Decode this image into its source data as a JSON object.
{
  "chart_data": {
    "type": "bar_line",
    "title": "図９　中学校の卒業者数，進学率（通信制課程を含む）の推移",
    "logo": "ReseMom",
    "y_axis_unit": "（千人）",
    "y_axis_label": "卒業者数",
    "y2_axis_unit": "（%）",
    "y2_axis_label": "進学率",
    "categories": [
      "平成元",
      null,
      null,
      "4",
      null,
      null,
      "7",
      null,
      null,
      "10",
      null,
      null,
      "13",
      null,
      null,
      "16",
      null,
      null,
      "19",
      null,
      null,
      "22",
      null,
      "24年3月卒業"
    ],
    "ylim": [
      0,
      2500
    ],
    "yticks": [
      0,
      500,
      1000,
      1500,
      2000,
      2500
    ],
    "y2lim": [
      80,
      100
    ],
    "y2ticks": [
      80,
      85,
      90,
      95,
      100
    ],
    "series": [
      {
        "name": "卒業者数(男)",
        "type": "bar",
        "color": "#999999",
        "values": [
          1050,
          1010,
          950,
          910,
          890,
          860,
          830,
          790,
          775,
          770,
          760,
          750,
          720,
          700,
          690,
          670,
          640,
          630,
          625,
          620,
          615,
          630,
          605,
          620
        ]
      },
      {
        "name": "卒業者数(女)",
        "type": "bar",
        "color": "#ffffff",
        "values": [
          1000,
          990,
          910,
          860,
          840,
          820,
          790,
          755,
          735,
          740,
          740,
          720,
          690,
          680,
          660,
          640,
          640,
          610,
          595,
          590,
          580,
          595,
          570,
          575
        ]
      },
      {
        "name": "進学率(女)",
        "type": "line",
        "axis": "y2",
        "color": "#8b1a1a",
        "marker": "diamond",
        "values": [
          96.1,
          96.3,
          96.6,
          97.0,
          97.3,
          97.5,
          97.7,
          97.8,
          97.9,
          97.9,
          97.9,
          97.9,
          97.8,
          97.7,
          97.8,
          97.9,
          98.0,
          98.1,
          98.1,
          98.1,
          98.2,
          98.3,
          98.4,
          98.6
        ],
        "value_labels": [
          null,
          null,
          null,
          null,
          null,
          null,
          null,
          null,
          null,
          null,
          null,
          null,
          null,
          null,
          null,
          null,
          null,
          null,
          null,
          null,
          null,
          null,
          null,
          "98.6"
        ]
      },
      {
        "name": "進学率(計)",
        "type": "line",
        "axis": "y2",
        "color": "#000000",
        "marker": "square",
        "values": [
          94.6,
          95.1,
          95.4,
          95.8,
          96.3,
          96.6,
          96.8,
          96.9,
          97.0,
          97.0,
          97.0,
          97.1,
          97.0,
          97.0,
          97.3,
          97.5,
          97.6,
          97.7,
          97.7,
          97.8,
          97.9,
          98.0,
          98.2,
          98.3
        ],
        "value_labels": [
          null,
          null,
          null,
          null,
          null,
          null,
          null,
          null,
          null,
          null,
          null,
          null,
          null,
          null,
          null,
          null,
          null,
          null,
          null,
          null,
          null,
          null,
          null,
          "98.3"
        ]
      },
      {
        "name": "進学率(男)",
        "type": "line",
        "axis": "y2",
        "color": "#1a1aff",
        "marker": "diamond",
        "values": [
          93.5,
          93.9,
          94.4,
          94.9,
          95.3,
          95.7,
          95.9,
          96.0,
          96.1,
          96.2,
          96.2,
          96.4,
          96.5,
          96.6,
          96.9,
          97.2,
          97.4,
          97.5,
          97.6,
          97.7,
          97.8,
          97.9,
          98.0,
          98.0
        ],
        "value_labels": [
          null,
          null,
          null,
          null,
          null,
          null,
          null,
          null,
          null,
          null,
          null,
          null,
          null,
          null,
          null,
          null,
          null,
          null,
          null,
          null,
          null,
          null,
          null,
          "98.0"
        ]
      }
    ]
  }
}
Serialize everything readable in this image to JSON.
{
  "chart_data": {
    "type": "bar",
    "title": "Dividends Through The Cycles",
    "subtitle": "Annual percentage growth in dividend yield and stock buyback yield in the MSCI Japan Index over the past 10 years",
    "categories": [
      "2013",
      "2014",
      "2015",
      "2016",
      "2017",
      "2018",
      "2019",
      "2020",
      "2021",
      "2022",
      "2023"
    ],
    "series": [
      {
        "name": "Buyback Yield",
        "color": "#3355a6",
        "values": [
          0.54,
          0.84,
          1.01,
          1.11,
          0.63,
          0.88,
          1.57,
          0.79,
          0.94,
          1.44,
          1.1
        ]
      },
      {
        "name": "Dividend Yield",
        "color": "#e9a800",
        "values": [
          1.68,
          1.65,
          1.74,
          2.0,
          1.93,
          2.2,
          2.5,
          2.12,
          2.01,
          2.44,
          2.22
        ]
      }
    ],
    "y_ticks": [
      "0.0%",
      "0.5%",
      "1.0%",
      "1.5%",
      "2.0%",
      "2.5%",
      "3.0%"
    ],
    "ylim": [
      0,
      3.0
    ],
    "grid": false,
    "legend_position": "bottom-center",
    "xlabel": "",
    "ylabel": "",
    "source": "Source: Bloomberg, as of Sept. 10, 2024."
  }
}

────

TASK TO COMPLETE -
Reproduce the lines word for word, starting at the one holding "Serialize everything readable" and ending at the final line of the material above.

TASK ANSWER -
Serialize everything readable in this image to JSON.
{
  "chart_data": {
    "type": "bar",
    "title": "Dividends Through The Cycles",
    "subtitle": "Annual percentage growth in dividend yield and stock buyback yield in the MSCI Japan Index over the past 10 years",
    "categories": [
      "2013",
      "2014",
      "2015",
      "2016",
      "2017",
      "2018",
      "2019",
      "2020",
      "2021",
      "2022",
      "2023"
    ],
    "series": [
      {
        "name": "Buyback Yield",
        "color": "#3355a6",
        "values": [
          0.54,
          0.84,
          1.01,
          1.11,
          0.63,
          0.88,
          1.57,
          0.79,
          0.94,
          1.44,
          1.1
        ]
      },
      {
        "name": "Dividend Yield",
        "color": "#e9a800",
        "values": [
          1.68,
          1.65,
          1.74,
          2.0,
          1.93,
          2.2,
          2.5,
          2.12,
          2.01,
          2.44,
          2.22
        ]
      }
    ],
    "y_ticks": [
      "0.0%",
      "0.5%",
      "1.0%",
      "1.5%",
      "2.0%",
      "2.5%",
      "3.0%"
    ],
    "ylim": [
      0,
      3.0
    ],
    "grid": false,
    "legend_position": "bottom-center",
    "xlabel": "",
    "ylabel": "",
    "source": "Source: Bloomberg, as of Sept. 10, 2024."
  }
}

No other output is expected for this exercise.